**Your instructions:**
Copy each line containing the word "page" from the records that follow, please.

**The data:**

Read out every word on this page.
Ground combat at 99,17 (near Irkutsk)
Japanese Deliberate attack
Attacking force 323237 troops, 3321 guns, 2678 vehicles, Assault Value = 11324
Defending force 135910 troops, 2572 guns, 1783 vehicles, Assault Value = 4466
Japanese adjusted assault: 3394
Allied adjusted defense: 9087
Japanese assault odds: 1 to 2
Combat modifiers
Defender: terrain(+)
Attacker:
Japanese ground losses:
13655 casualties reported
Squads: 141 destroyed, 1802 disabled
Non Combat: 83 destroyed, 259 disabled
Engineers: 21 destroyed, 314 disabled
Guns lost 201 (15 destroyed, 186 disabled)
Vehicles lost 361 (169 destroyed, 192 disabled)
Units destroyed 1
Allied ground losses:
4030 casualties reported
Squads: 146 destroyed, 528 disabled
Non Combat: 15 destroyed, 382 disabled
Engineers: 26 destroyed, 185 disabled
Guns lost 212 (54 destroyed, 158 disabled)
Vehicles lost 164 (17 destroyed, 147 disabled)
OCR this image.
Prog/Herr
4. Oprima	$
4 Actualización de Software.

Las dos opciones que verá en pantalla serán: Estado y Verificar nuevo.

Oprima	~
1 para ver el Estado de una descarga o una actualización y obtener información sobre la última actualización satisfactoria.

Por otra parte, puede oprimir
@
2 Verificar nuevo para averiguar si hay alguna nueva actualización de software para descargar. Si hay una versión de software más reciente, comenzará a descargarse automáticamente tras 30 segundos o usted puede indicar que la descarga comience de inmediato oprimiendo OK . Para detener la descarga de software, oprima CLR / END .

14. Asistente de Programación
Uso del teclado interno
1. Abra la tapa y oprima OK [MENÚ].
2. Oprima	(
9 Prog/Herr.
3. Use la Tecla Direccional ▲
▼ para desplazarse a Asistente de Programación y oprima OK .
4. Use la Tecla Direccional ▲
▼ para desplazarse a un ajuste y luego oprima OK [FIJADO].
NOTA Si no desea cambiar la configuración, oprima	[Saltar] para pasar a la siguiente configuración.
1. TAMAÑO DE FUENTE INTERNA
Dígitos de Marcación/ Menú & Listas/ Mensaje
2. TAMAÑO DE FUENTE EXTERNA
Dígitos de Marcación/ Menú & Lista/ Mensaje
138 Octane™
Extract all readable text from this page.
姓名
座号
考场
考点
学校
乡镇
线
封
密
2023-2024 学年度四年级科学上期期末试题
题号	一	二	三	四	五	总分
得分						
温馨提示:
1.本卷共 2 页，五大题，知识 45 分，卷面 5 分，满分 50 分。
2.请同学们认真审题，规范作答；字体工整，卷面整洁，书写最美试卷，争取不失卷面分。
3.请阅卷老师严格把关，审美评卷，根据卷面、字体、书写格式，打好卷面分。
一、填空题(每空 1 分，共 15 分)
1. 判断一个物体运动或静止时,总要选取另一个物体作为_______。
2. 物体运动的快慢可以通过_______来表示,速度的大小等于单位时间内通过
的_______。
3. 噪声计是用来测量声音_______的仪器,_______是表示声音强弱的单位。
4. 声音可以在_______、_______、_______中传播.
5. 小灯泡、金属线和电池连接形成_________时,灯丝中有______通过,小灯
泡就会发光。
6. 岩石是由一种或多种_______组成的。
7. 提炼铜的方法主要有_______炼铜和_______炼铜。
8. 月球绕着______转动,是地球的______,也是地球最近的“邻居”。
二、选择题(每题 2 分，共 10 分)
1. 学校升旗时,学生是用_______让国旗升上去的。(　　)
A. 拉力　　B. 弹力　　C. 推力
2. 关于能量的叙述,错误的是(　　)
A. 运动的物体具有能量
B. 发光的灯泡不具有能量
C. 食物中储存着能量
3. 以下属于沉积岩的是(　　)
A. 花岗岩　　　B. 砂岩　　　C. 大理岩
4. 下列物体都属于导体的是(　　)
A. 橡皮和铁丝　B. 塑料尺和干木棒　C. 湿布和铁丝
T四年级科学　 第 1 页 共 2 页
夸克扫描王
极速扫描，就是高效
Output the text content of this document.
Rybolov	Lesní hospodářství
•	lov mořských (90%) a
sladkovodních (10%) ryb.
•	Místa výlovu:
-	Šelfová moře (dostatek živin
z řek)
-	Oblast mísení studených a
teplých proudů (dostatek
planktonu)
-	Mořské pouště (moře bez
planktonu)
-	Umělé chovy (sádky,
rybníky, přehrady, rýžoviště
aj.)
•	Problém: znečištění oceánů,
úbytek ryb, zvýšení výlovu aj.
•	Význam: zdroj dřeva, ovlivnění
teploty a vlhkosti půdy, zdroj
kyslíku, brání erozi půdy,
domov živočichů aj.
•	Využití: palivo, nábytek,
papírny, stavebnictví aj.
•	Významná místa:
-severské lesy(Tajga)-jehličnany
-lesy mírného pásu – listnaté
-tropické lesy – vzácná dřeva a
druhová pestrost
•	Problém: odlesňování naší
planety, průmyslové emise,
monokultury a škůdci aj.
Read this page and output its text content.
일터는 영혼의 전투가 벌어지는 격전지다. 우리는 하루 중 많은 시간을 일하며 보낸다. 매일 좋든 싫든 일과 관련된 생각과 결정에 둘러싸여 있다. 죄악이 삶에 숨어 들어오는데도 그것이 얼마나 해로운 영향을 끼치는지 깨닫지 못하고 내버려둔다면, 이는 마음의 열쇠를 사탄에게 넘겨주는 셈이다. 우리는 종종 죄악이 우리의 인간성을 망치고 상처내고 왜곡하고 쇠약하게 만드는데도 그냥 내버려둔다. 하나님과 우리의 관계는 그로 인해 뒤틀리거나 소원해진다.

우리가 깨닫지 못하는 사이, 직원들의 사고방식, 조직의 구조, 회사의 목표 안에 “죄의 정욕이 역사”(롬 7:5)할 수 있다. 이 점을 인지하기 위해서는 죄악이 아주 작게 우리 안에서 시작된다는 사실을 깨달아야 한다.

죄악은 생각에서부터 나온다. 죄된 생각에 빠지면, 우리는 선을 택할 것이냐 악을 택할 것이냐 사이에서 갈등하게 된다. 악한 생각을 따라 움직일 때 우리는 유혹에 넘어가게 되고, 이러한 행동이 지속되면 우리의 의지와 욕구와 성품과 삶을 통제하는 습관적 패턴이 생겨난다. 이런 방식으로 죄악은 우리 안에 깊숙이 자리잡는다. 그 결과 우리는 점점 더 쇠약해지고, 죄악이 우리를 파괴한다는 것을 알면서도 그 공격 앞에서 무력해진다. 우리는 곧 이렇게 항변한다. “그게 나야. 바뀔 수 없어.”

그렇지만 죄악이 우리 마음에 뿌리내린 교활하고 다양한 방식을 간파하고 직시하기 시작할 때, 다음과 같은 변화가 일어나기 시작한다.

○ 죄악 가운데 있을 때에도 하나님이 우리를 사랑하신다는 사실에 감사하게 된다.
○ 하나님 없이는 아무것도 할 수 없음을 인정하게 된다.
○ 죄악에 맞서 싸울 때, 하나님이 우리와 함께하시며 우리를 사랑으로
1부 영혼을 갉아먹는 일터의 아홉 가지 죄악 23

**Final result:**
Read out every word on this page.
Extract all readable text from this page.
Read this page and output its text content.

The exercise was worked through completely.